Obiettivo: Riscrivi le righe che vanno da quella contenente "- spec-value: 100-240" a quella contenente "- spec-value: < 1 %: [417, 603, 460, 619]", entrambe incluse, sostituendo "check-icon" con "icona-spunta" e lasciando invariato tutto il resto.

Righe da elaborare:
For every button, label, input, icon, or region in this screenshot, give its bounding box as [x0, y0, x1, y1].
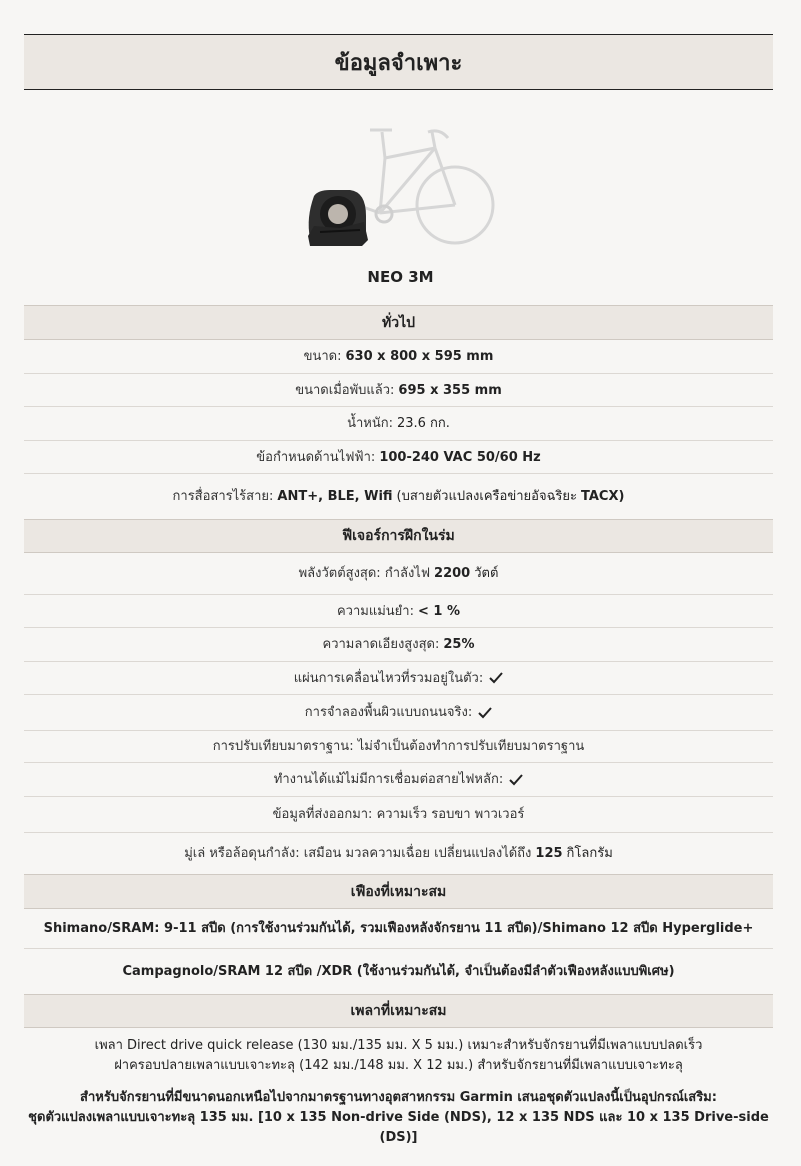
- spec-value: 100-240 VAC 50/60 Hz: [379, 449, 541, 465]
- product-name: NEO 3M: [367, 268, 434, 286]
- axle-note-line: ชุดตัวแปลงเพลาแบบเจาะทะลุ 135 มม. [10 x 135 Non-drive Side (NDS), 12 x 135 NDS และ 10 x 135 Drive-side (DS)]: [28, 1110, 769, 1145]
- spec-label: การจำลองพื้นผิวแบบถนนจริง:: [304, 705, 473, 720]
- spec-label: การสื่อสารไร้สาย:: [172, 489, 274, 504]
- spec-label: ข้อมูลที่ส่งออกมา: ความเร็ว รอบขา พาวเวอร์: [272, 807, 525, 822]
- check-icon: [509, 774, 523, 786]
- spec-value: 630 x 800 x 595 mm: [345, 349, 494, 364]
- spec-label: การปรับเทียบมาตราฐาน: ไม่จำเป็นต้องทำการปรับเทียบมาตราฐาน: [212, 739, 585, 754]
- spec-row-motion-plates: [24, 662, 773, 695]
- spec-row-road-feel: [24, 695, 773, 731]
- spec-row-max-incline: [24, 628, 773, 662]
- spec-row-flywheel: [24, 833, 773, 874]
- trainer-bike-image: [300, 118, 500, 256]
- section-heading-general: ทั่วไป: [24, 305, 773, 340]
- spec-row-axles: [24, 1028, 773, 1148]
- check-icon: [489, 672, 503, 684]
- spec-value: < 1 %: [417, 603, 460, 619]
- spec-label: แผ่นการเคลื่อนไหวที่รวมอยู่ในตัว:: [293, 670, 484, 686]
- spec-value: ANT+, BLE, Wifi: [277, 489, 393, 504]
- axle-line: เพลา Direct drive quick release (130 มม./135 มม. X 5 มม.) เหมาะสำหรับจักรยานที่มีเพลาแบบปลดเร็ว: [94, 1038, 703, 1053]
- spec-row-weight: [24, 407, 773, 441]
- spec-row-no-power: [24, 763, 773, 797]
- spec-row-accuracy: [24, 595, 773, 628]
- spec-label: ทำงานได้แม้ไม่มีการเชื่อมต่อสายไฟหลัก:: [273, 772, 504, 787]
- spec-text: Campagnolo/SRAM 12 สปีด /XDR (ใช้งานร่วมกันได้, จำเป็นต้องมีลำตัวเฟืองหลังแบบพิเศษ): [122, 964, 675, 979]
- spec-label: ข้อกำหนดด้านไฟฟ้า:: [256, 449, 376, 465]
- axle-line: ฝาครอบปลายเพลาแบบเจาะทะลุ (142 มม./148 มม. X 12 มม.) สำหรับจักรยานที่มีเพลาแบบเจาะทะลุ: [114, 1058, 683, 1073]
- spec-row-folded-dimensions: [24, 374, 773, 407]
- spec-label: ขนาดเมื่อพับแล้ว:: [295, 382, 395, 398]
- spec-value: 125: [535, 846, 563, 861]
- spec-value: 2200: [434, 566, 471, 581]
- spec-suffix: กิโลกรัม: [566, 846, 613, 861]
- spec-row-shimano: [24, 909, 773, 949]
- spec-row-power-requirements: [24, 441, 773, 474]
- spec-label: น้ำหนัก:: [347, 416, 393, 431]
- spec-table: [24, 305, 773, 1148]
- section-heading-gears: เฟืองที่เหมาะสม: [24, 874, 773, 909]
- spec-label: ความแม่นยำ:: [336, 603, 414, 619]
- spec-row-max-power: [24, 553, 773, 595]
- section-heading-features: ฟีเจอร์การฝึกในร่ม: [24, 519, 773, 553]
- check-icon: [478, 707, 492, 719]
- section-heading-axles: เพลาที่เหมาะสม: [24, 994, 773, 1028]
- spec-row-wireless: [24, 474, 773, 519]
- spec-label: ความลาดเอียงสูงสุด:: [322, 637, 440, 652]
- spec-label: พลังวัตต์สูงสุด: กำลังไฟ: [298, 566, 431, 581]
- spec-suffix-bold: TACX): [581, 489, 625, 504]
- spec-row-campagnolo: [24, 949, 773, 994]
- spec-value: 23.6 กก.: [396, 416, 450, 431]
- spec-text: Shimano/SRAM: 9-11 สปีด (การใช้งานร่วมกันได้, รวมเฟืองหลังจักรยาน 11 สปีด)/Shimano 12 สปีด Hyperglide+: [43, 921, 754, 936]
- spec-row-dimensions: [24, 340, 773, 374]
- spec-suffix: (บสายตัวแปลงเครือข่ายอัจฉริยะ: [396, 489, 578, 504]
- page-title: ข้อมูลจำเพาะ: [24, 34, 773, 90]
- spec-label: มู่เล่ หรือล้อดุนกำลัง: เสมือน มวลความเฉื่อย เปลี่ยนแปลงได้ถึง: [184, 846, 532, 861]
- spec-value: 695 x 355 mm: [398, 382, 502, 398]
- spec-row-calibration: [24, 731, 773, 763]
- spec-label: ขนาด:: [303, 349, 342, 364]
- axle-note-line: สำหรับจักรยานที่มีขนาดนอกเหนือไปจากมาตรฐานทางอุตสาหกรรม Garmin เสนอชุดตัวแปลงนี้เป็นอุปกรณ์เสริม:: [80, 1090, 717, 1105]
- spec-suffix: วัตต์: [474, 566, 499, 581]
- spec-value: 25%: [443, 637, 475, 652]
- spec-row-data-output: [24, 797, 773, 833]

Soluzione:
- spec-value: 100-240 VAC 50/60 Hz: [379, 449, 541, 465]
- product-name: NEO 3M: [367, 268, 434, 286]
- axle-note-line: ชุดตัวแปลงเพลาแบบเจาะทะลุ 135 มม. [10 x 135 Non-drive Side (NDS), 12 x 135 NDS และ 10 x 135 Drive-side (DS)]: [28, 1110, 769, 1145]
- spec-label: การจำลองพื้นผิวแบบถนนจริง:: [304, 705, 473, 720]
- spec-label: การสื่อสารไร้สาย:: [172, 489, 274, 504]
- spec-label: ข้อมูลที่ส่งออกมา: ความเร็ว รอบขา พาวเวอร์: [272, 807, 525, 822]
- icona-spunta: [509, 774, 523, 786]
- spec-value: 630 x 800 x 595 mm: [345, 349, 494, 364]
- spec-label: การปรับเทียบมาตราฐาน: ไม่จำเป็นต้องทำการปรับเทียบมาตราฐาน: [212, 739, 585, 754]
- spec-row-motion-plates: [24, 662, 773, 695]
- spec-row-road-feel: [24, 695, 773, 731]
- spec-row-max-incline: [24, 628, 773, 662]
- spec-row-flywheel: [24, 833, 773, 874]
- trainer-bike-image: [300, 118, 500, 256]
- section-heading-general: ทั่วไป: [24, 305, 773, 340]
- spec-row-axles: [24, 1028, 773, 1148]
- icona-spunta: [489, 672, 503, 684]
- spec-value: < 1 %: [417, 603, 460, 619]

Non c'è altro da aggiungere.